_AIM OF THE EXERCISE:_
Print all of the entries exactly, minus the pictures.

_RECORDS FOR THE TASK:_

****************

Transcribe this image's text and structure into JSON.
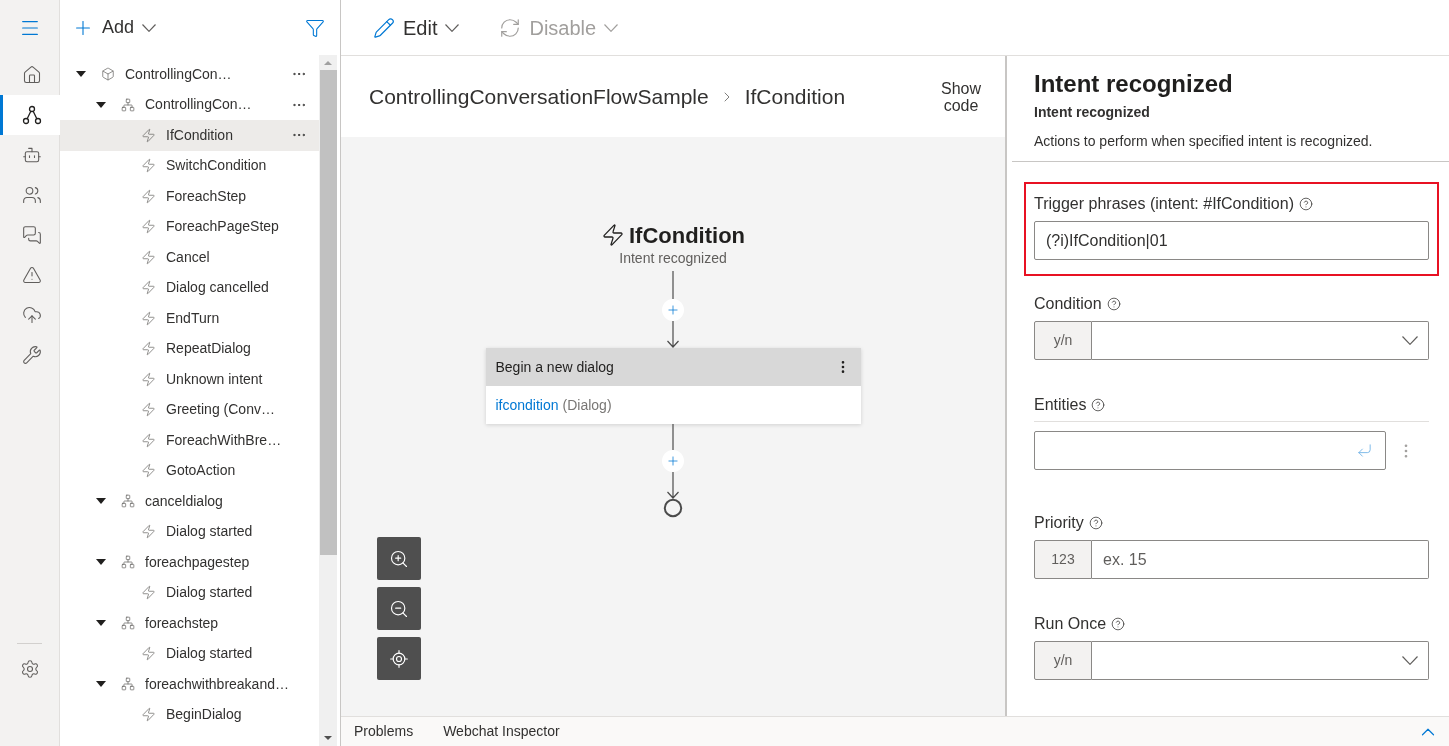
{
  "nav_rail": {
    "items": [
      {
        "kind": "home",
        "selected": false
      },
      {
        "kind": "design",
        "selected": true
      },
      {
        "kind": "bot",
        "selected": false
      },
      {
        "kind": "users",
        "selected": false
      },
      {
        "kind": "chat",
        "selected": false
      },
      {
        "kind": "warning",
        "selected": false
      },
      {
        "kind": "publish",
        "selected": false
      },
      {
        "kind": "tools",
        "selected": false
      }
    ]
  },
  "explorer": {
    "add_label": "Add",
    "tree": [
      {
        "kind": "bot",
        "label": "ControllingCon…",
        "expanded": true,
        "selected": false,
        "menu": true,
        "children": [
          {
            "kind": "dialog",
            "label": "ControllingCon…",
            "expanded": true,
            "selected": false,
            "menu": true,
            "children": [
              {
                "kind": "trigger",
                "label": "IfCondition",
                "selected": true,
                "menu": true
              },
              {
                "kind": "trigger",
                "label": "SwitchCondition",
                "selected": false,
                "menu": false
              },
              {
                "kind": "trigger",
                "label": "ForeachStep",
                "selected": false,
                "menu": false
              },
              {
                "kind": "trigger",
                "label": "ForeachPageStep",
                "selected": false,
                "menu": false
              },
              {
                "kind": "trigger",
                "label": "Cancel",
                "selected": false,
                "menu": false
              },
              {
                "kind": "trigger",
                "label": "Dialog cancelled",
                "selected": false,
                "menu": false
              },
              {
                "kind": "trigger",
                "label": "EndTurn",
                "selected": false,
                "menu": false
              },
              {
                "kind": "trigger",
                "label": "RepeatDialog",
                "selected": false,
                "menu": false
              },
              {
                "kind": "trigger",
                "label": "Unknown intent",
                "selected": false,
                "menu": false
              },
              {
                "kind": "trigger",
                "label": "Greeting (Conv…",
                "selected": false,
                "menu": false
              },
              {
                "kind": "trigger",
                "label": "ForeachWithBre…",
                "selected": false,
                "menu": false
              },
              {
                "kind": "trigger",
                "label": "GotoAction",
                "selected": false,
                "menu": false
              }
            ]
          },
          {
            "kind": "dialog",
            "label": "canceldialog",
            "expanded": true,
            "selected": false,
            "menu": false,
            "children": [
              {
                "kind": "trigger",
                "label": "Dialog started",
                "selected": false,
                "menu": false
              }
            ]
          },
          {
            "kind": "dialog",
            "label": "foreachpagestep",
            "expanded": true,
            "selected": false,
            "menu": false,
            "children": [
              {
                "kind": "trigger",
                "label": "Dialog started",
                "selected": false,
                "menu": false
              }
            ]
          },
          {
            "kind": "dialog",
            "label": "foreachstep",
            "expanded": true,
            "selected": false,
            "menu": false,
            "children": [
              {
                "kind": "trigger",
                "label": "Dialog started",
                "selected": false,
                "menu": false
              }
            ]
          },
          {
            "kind": "dialog",
            "label": "foreachwithbreakand…",
            "expanded": true,
            "selected": false,
            "menu": false,
            "children": [
              {
                "kind": "trigger",
                "label": "BeginDialog",
                "selected": false,
                "menu": false
              }
            ]
          }
        ]
      }
    ]
  },
  "toolbar": {
    "actions": [
      {
        "kind": "edit",
        "label": "Edit",
        "disabled": false
      },
      {
        "kind": "disable",
        "label": "Disable",
        "disabled": true
      }
    ]
  },
  "breadcrumb": [
    "ControllingConversationFlowSample",
    "IfCondition"
  ],
  "show_code": "Show code",
  "canvas": {
    "trigger": {
      "title": "IfCondition",
      "subtitle": "Intent recognized"
    },
    "action": {
      "header": "Begin a new dialog",
      "link": "ifcondition",
      "suffix": "(Dialog)"
    }
  },
  "bottom_tabs": [
    "Problems",
    "Webchat Inspector"
  ],
  "properties": {
    "title": "Intent recognized",
    "subtitle": "Intent recognized",
    "description": "Actions to perform when specified intent is recognized.",
    "fields": [
      {
        "kind": "text",
        "label": "Trigger phrases (intent: #IfCondition)",
        "value": "(?i)IfCondition|01",
        "highlighted": true
      },
      {
        "kind": "select",
        "label": "Condition",
        "prefix": "y/n",
        "highlighted": false
      },
      {
        "kind": "entities",
        "label": "Entities",
        "highlighted": false
      },
      {
        "kind": "number",
        "label": "Priority",
        "prefix": "123",
        "placeholder": "ex. 15",
        "highlighted": false
      },
      {
        "kind": "select",
        "label": "Run Once",
        "prefix": "y/n",
        "highlighted": false
      }
    ]
  }
}
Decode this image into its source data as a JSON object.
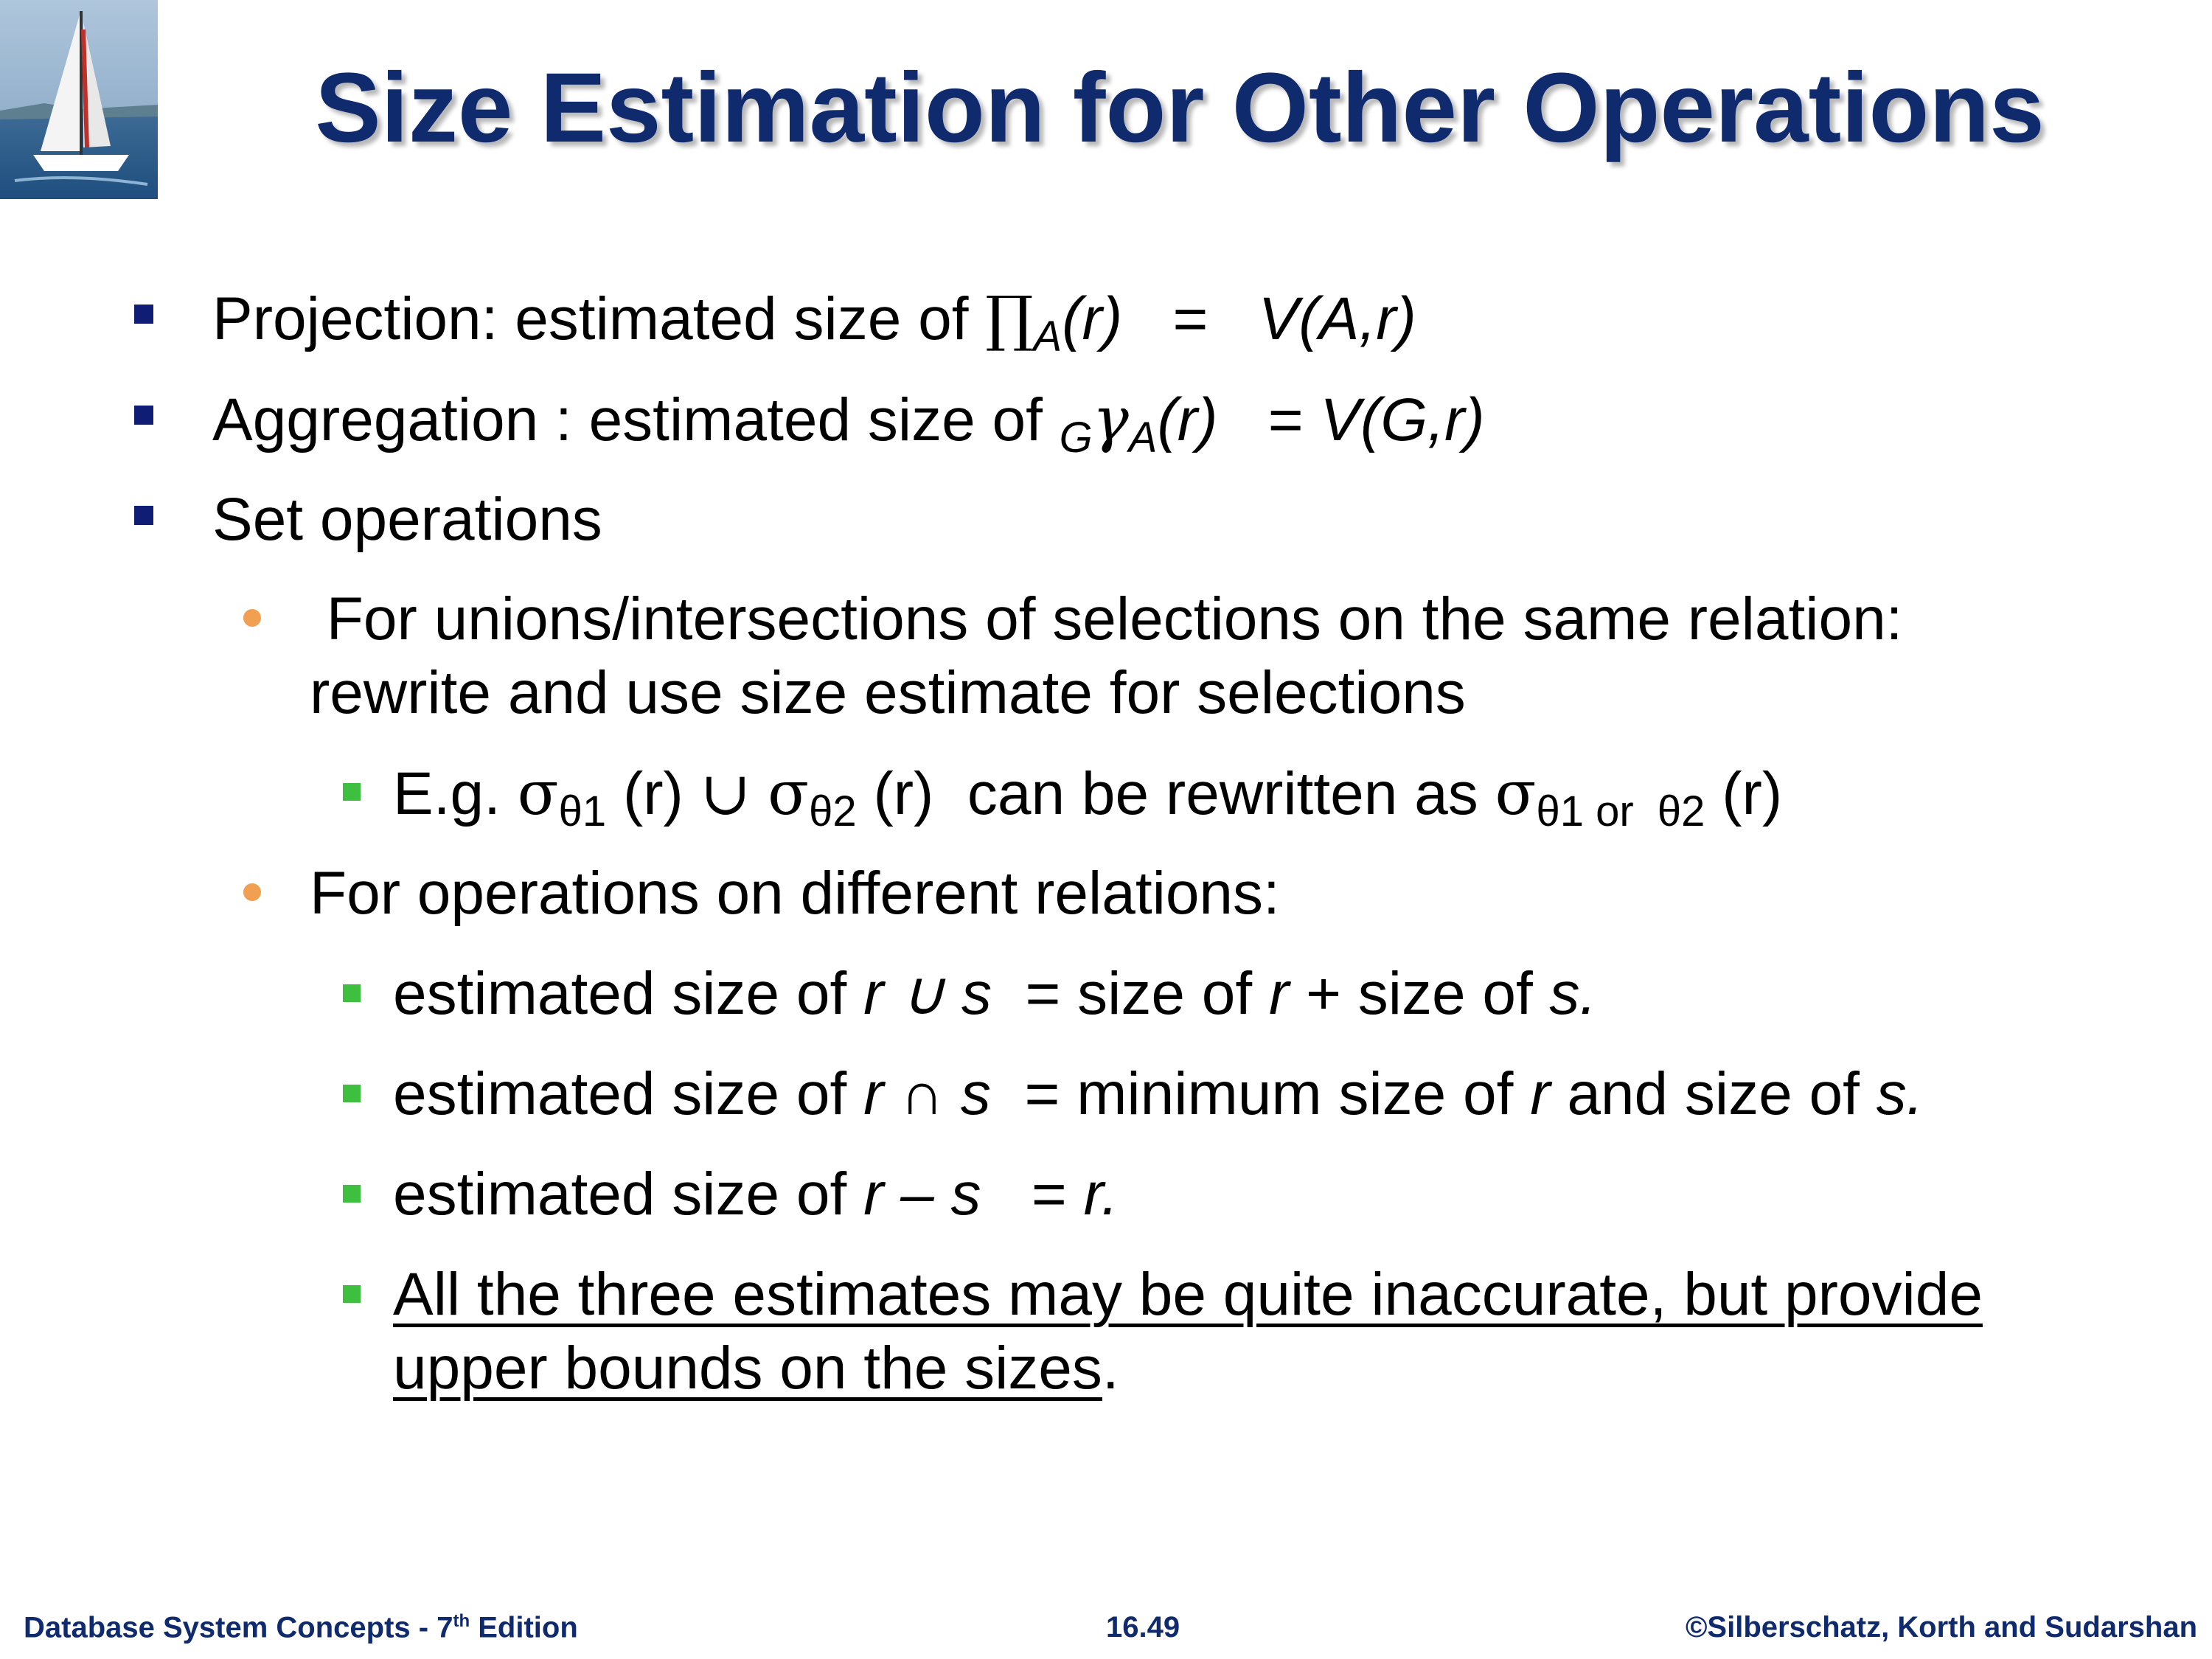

****************

_WRITTEN SOLUTION:_
Transcribe this image's text and structure into JSON.
{
  "nav_rail": {
    "items": [
      {
        "kind": "home",
        "selected": false
      },
      {
        "kind": "design",
        "selected": true
      },
      {
        "kind": "bot",
        "selected": false
      },
      {
        "kind": "users",
        "selected": false
      },
      {
        "kind": "chat",
        "selected": false
      },
      {
        "kind": "warning",
        "selected": false
      },
      {
        "kind": "publish",
        "selected": false
      },
      {
        "kind": "tools",
        "selected": false
      }
    ]
  },
  "explorer": {
    "add_label": "Add",
    "tree": [
      {
        "kind": "bot",
        "label": "ControllingCon…",
        "expanded": true,
        "selected": false,
        "menu": true,
        "children": [
          {
            "kind": "dialog",
            "label": "ControllingCon…",
            "expanded": true,
            "selected": false,
            "menu": true,
            "children": [
              {
                "kind": "trigger",
                "label": "IfCondition",
                "selected": true,
                "menu": true
              },
              {
                "kind": "trigger",
                "label": "SwitchCondition",
                "selected": false,
                "menu": false
              },
              {
                "kind": "trigger",
                "label": "ForeachStep",
                "selected": false,
                "menu": false
              },
              {
                "kind": "trigger",
                "label": "ForeachPageStep",
                "selected": false,
                "menu": false
              },
              {
                "kind": "trigger",
                "label": "Cancel",
                "selected": false,
                "menu": false
              },
              {
                "kind": "trigger",
                "label": "Dialog cancelled",
                "selected": false,
                "menu": false
              },
              {
                "kind": "trigger",
                "label": "EndTurn",
                "selected": false,
                "menu": false
              },
              {
                "kind": "trigger",
                "label": "RepeatDialog",
                "selected": false,
                "menu": false
              },
              {
                "kind": "trigger",
                "label": "Unknown intent",
                "selected": false,
                "menu": false
              },
              {
                "kind": "trigger",
                "label": "Greeting (Conv…",
                "selected": false,
                "menu": false
              },
              {
                "kind": "trigger",
                "label": "ForeachWithBre…",
                "selected": false,
                "menu": false
              },
              {
                "kind": "trigger",
                "label": "GotoAction",
                "selected": false,
                "menu": false
              }
            ]
          },
          {
            "kind": "dialog",
            "label": "canceldialog",
            "expanded": true,
            "selected": false,
            "menu": false,
            "children": [
              {
                "kind": "trigger",
                "label": "Dialog started",
                "selected": false,
                "menu": false
              }
            ]
          },
          {
            "kind": "dialog",
            "label": "foreachpagestep",
            "expanded": true,
            "selected": false,
            "menu": false,
            "children": [
              {
                "kind": "trigger",
                "label": "Dialog started",
                "selected": false,
                "menu": false
              }
            ]
          },
          {
            "kind": "dialog",
            "label": "foreachstep",
            "expanded": true,
            "selected": false,
            "menu": false,
            "children": [
              {
                "kind": "trigger",
                "label": "Dialog started",
                "selected": false,
                "menu": false
              }
            ]
          },
          {
            "kind": "dialog",
            "label": "foreachwithbreakand…",
            "expanded": true,
            "selected": false,
            "menu": false,
            "children": [
              {
                "kind": "trigger",
                "label": "BeginDialog",
                "selected": false,
                "menu": false
              }
            ]
          }
        ]
      }
    ]
  },
  "toolbar": {
    "actions": [
      {
        "kind": "edit",
        "label": "Edit",
        "disabled": false
      },
      {
        "kind": "disable",
        "label": "Disable",
        "disabled": true
      }
    ]
  },
  "breadcrumb": [
    "ControllingConversationFlowSample",
    "IfCondition"
  ],
  "show_code": "Show code",
  "canvas": {
    "trigger": {
      "title": "IfCondition",
      "subtitle": "Intent recognized"
    },
    "action": {
      "header": "Begin a new dialog",
      "link": "ifcondition",
      "suffix": "(Dialog)"
    }
  },
  "bottom_tabs": [
    "Problems",
    "Webchat Inspector"
  ],
  "properties": {
    "title": "Intent recognized",
    "subtitle": "Intent recognized",
    "description": "Actions to perform when specified intent is recognized.",
    "fields": [
      {
        "kind": "text",
        "label": "Trigger phrases (intent: #IfCondition)",
        "value": "(?i)IfCondition|01",
        "highlighted": true
      },
      {
        "kind": "select",
        "label": "Condition",
        "prefix": "y/n",
        "highlighted": false
      },
      {
        "kind": "entities",
        "label": "Entities",
        "highlighted": false
      },
      {
        "kind": "number",
        "label": "Priority",
        "prefix": "123",
        "placeholder": "ex. 15",
        "highlighted": false
      },
      {
        "kind": "select",
        "label": "Run Once",
        "prefix": "y/n",
        "highlighted": false
      }
    ]
  }
}
Decode this image into its source data as a JSON object.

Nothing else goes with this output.